Items from a data source
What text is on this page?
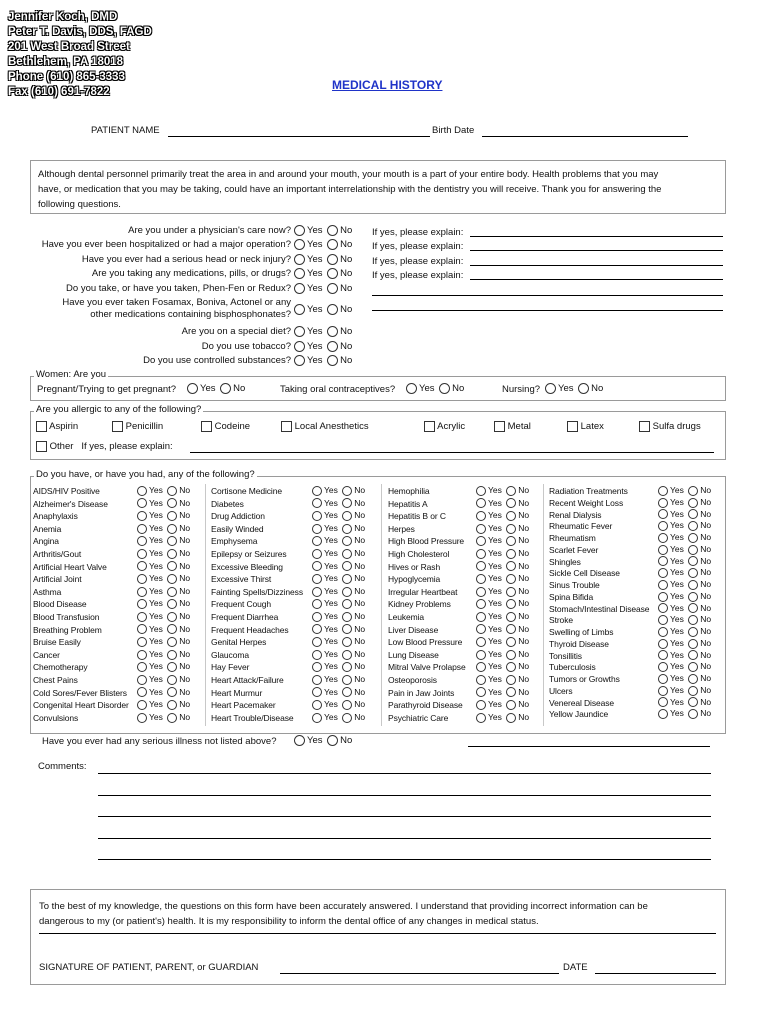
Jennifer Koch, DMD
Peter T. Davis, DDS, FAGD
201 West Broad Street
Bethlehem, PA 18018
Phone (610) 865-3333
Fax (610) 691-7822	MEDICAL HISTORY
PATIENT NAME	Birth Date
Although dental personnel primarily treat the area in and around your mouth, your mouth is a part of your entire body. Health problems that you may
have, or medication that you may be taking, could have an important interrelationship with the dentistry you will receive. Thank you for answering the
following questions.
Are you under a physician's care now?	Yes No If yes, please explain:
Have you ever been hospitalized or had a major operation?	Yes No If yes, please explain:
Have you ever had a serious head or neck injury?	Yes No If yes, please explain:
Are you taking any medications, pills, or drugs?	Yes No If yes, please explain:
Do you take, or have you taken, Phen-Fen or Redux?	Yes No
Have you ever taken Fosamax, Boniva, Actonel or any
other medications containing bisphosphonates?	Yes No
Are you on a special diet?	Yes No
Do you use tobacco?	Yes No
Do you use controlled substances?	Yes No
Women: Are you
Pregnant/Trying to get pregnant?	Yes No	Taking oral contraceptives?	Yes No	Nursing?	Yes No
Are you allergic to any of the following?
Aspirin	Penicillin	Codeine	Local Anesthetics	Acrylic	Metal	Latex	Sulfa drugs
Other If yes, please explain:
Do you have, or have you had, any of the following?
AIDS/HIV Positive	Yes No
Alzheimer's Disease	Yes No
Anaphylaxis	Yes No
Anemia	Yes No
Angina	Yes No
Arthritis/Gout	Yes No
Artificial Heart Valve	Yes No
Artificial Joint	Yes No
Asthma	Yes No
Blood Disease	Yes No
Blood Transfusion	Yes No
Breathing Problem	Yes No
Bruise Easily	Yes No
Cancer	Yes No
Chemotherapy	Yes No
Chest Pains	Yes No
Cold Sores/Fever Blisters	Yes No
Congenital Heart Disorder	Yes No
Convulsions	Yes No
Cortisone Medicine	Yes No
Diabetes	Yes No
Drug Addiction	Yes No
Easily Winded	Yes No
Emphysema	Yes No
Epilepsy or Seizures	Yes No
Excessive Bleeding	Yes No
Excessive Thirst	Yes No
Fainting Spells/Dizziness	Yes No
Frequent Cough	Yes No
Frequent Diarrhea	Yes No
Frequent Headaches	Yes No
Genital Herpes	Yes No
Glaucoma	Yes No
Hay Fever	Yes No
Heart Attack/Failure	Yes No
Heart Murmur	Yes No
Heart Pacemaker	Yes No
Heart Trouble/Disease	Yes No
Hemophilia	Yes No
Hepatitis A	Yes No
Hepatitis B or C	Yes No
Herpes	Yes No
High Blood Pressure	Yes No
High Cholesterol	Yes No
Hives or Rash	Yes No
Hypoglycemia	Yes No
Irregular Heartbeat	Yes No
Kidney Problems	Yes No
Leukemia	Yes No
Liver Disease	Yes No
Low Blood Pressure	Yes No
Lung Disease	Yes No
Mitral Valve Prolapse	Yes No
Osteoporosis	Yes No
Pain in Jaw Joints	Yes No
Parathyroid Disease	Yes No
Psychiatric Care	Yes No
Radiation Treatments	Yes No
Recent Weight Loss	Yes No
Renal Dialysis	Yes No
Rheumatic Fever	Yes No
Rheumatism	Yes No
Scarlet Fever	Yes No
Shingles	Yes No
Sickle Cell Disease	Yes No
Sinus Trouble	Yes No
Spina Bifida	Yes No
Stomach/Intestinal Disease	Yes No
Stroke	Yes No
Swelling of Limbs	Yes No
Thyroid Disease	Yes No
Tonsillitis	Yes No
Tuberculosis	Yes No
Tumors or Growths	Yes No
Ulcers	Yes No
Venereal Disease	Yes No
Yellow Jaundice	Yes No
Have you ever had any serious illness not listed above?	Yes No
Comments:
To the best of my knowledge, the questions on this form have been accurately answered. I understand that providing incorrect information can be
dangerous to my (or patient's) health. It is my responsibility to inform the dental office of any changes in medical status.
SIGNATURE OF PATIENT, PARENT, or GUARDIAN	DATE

> [WHAT IS NEEDED]:
Write the records out exactly once more, leaving off the pictures.

> [WRITTEN RESPONSE]:
What text is on this page?
Jennifer Koch, DMD
Peter T. Davis, DDS, FAGD
201 West Broad Street
Bethlehem, PA 18018
Phone (610) 865-3333
Fax (610) 691-7822	MEDICAL HISTORY
PATIENT NAME	Birth Date
Although dental personnel primarily treat the area in and around your mouth, your mouth is a part of your entire body. Health problems that you may
have, or medication that you may be taking, could have an important interrelationship with the dentistry you will receive. Thank you for answering the
following questions.
Are you under a physician's care now?	Yes No If yes, please explain:
Have you ever been hospitalized or had a major operation?	Yes No If yes, please explain:
Have you ever had a serious head or neck injury?	Yes No If yes, please explain:
Are you taking any medications, pills, or drugs?	Yes No If yes, please explain:
Do you take, or have you taken, Phen-Fen or Redux?	Yes No
Have you ever taken Fosamax, Boniva, Actonel or any
other medications containing bisphosphonates?	Yes No
Are you on a special diet?	Yes No
Do you use tobacco?	Yes No
Do you use controlled substances?	Yes No
Women: Are you
Pregnant/Trying to get pregnant?	Yes No	Taking oral contraceptives?	Yes No	Nursing?	Yes No
Are you allergic to any of the following?
Aspirin	Penicillin	Codeine	Local Anesthetics	Acrylic	Metal	Latex	Sulfa drugs
Other If yes, please explain:
Do you have, or have you had, any of the following?
AIDS/HIV Positive	Yes No
Alzheimer's Disease	Yes No
Anaphylaxis	Yes No
Anemia	Yes No
Angina	Yes No
Arthritis/Gout	Yes No
Artificial Heart Valve	Yes No
Artificial Joint	Yes No
Asthma	Yes No
Blood Disease	Yes No
Blood Transfusion	Yes No
Breathing Problem	Yes No
Bruise Easily	Yes No
Cancer	Yes No
Chemotherapy	Yes No
Chest Pains	Yes No
Cold Sores/Fever Blisters	Yes No
Congenital Heart Disorder	Yes No
Convulsions	Yes No
Cortisone Medicine	Yes No
Diabetes	Yes No
Drug Addiction	Yes No
Easily Winded	Yes No
Emphysema	Yes No
Epilepsy or Seizures	Yes No
Excessive Bleeding	Yes No
Excessive Thirst	Yes No
Fainting Spells/Dizziness	Yes No
Frequent Cough	Yes No
Frequent Diarrhea	Yes No
Frequent Headaches	Yes No
Genital Herpes	Yes No
Glaucoma	Yes No
Hay Fever	Yes No
Heart Attack/Failure	Yes No
Heart Murmur	Yes No
Heart Pacemaker	Yes No
Heart Trouble/Disease	Yes No
Hemophilia	Yes No
Hepatitis A	Yes No
Hepatitis B or C	Yes No
Herpes	Yes No
High Blood Pressure	Yes No
High Cholesterol	Yes No
Hives or Rash	Yes No
Hypoglycemia	Yes No
Irregular Heartbeat	Yes No
Kidney Problems	Yes No
Leukemia	Yes No
Liver Disease	Yes No
Low Blood Pressure	Yes No
Lung Disease	Yes No
Mitral Valve Prolapse	Yes No
Osteoporosis	Yes No
Pain in Jaw Joints	Yes No
Parathyroid Disease	Yes No
Psychiatric Care	Yes No
Radiation Treatments	Yes No
Recent Weight Loss	Yes No
Renal Dialysis	Yes No
Rheumatic Fever	Yes No
Rheumatism	Yes No
Scarlet Fever	Yes No
Shingles	Yes No
Sickle Cell Disease	Yes No
Sinus Trouble	Yes No
Spina Bifida	Yes No
Stomach/Intestinal Disease	Yes No
Stroke	Yes No
Swelling of Limbs	Yes No
Thyroid Disease	Yes No
Tonsillitis	Yes No
Tuberculosis	Yes No
Tumors or Growths	Yes No
Ulcers	Yes No
Venereal Disease	Yes No
Yellow Jaundice	Yes No
Have you ever had any serious illness not listed above?	Yes No
Comments:
To the best of my knowledge, the questions on this form have been accurately answered. I understand that providing incorrect information can be
dangerous to my (or patient's) health. It is my responsibility to inform the dental office of any changes in medical status.
SIGNATURE OF PATIENT, PARENT, or GUARDIAN	DATE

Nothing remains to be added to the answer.